• _WORK TO DO_
Gather all lines with "bakımından" from the records.

• _DATA SHOWN_
* begin *

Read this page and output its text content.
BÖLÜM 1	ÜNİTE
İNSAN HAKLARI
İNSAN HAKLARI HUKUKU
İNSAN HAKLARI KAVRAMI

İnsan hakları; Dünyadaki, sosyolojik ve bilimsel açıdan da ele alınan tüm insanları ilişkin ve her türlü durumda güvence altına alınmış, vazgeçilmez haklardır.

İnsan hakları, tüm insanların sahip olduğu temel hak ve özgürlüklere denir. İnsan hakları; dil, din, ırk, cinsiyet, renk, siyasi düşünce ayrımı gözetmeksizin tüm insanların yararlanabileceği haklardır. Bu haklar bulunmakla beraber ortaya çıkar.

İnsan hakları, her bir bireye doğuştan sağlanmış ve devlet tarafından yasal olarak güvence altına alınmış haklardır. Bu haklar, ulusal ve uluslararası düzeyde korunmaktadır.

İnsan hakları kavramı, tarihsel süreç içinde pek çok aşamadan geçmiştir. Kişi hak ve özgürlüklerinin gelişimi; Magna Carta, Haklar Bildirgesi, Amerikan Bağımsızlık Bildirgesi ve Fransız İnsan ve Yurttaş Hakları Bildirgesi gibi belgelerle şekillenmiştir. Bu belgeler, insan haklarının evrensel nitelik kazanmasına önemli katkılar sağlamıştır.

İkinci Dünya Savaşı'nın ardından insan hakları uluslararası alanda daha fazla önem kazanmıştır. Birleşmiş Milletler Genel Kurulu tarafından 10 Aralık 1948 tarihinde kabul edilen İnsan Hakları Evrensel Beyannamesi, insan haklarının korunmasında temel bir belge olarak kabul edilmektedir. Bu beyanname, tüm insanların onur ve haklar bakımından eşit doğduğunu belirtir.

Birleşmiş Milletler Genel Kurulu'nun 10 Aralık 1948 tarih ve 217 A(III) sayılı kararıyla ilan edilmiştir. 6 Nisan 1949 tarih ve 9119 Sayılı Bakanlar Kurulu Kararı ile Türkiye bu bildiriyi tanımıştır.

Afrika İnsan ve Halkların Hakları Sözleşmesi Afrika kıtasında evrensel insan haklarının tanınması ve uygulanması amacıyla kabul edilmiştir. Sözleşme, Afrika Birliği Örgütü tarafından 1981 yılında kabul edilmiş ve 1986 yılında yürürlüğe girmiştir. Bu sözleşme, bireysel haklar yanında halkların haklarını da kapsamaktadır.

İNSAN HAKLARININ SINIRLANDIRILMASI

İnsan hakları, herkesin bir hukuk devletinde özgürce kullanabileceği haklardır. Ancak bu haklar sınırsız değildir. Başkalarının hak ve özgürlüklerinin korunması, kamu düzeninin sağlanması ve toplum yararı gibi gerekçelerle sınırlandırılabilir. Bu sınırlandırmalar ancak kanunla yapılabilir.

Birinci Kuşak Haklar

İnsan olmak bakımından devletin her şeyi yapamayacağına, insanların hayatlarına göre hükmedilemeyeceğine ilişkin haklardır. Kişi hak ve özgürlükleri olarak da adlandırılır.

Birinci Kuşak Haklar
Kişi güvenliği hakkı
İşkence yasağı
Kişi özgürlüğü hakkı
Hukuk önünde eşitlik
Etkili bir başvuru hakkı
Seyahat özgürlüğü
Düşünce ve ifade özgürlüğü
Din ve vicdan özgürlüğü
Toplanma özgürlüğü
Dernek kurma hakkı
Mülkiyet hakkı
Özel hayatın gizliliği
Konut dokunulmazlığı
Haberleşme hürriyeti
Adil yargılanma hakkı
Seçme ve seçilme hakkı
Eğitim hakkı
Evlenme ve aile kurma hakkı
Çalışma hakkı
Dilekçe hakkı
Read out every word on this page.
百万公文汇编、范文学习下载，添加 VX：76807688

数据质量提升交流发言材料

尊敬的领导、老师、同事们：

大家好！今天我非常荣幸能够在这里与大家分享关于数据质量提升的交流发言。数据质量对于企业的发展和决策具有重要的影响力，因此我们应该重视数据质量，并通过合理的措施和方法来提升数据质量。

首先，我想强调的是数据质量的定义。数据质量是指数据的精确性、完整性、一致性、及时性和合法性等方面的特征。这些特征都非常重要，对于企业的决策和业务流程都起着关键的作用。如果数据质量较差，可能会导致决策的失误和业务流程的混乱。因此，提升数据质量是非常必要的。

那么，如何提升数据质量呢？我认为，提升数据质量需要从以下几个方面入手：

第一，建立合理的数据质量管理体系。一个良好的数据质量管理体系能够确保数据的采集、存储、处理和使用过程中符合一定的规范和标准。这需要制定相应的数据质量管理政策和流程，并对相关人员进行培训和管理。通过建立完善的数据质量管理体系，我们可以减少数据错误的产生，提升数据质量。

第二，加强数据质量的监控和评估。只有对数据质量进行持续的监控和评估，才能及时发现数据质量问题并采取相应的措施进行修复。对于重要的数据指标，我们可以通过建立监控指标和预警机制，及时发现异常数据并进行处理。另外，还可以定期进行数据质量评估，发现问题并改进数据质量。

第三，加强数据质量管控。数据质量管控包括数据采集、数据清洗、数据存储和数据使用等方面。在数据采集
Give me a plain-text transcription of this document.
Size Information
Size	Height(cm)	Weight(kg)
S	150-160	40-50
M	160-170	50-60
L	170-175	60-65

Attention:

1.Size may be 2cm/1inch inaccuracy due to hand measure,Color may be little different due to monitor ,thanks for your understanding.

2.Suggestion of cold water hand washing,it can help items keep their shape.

* end *

• _FINAL ANSWER_
İkinci Dünya Savaşı'nın ardından insan hakları uluslararası alanda daha fazla önem kazanmıştır. Birleşmiş Milletler Genel Kurulu tarafından 10 Aralık 1948 tarihinde kabul edilen İnsan Hakları Evrensel Beyannamesi, insan haklarının korunmasında temel bir belge olarak kabul edilmektedir. Bu beyanname, tüm insanların onur ve haklar bakımından eşit doğduğunu belirtir.
İnsan olmak bakımından devletin her şeyi yapamayacağına, insanların hayatlarına göre hükmedilemeyeceğine ilişkin haklardır. Kişi hak ve özgürlükleri olarak da adlandırılır.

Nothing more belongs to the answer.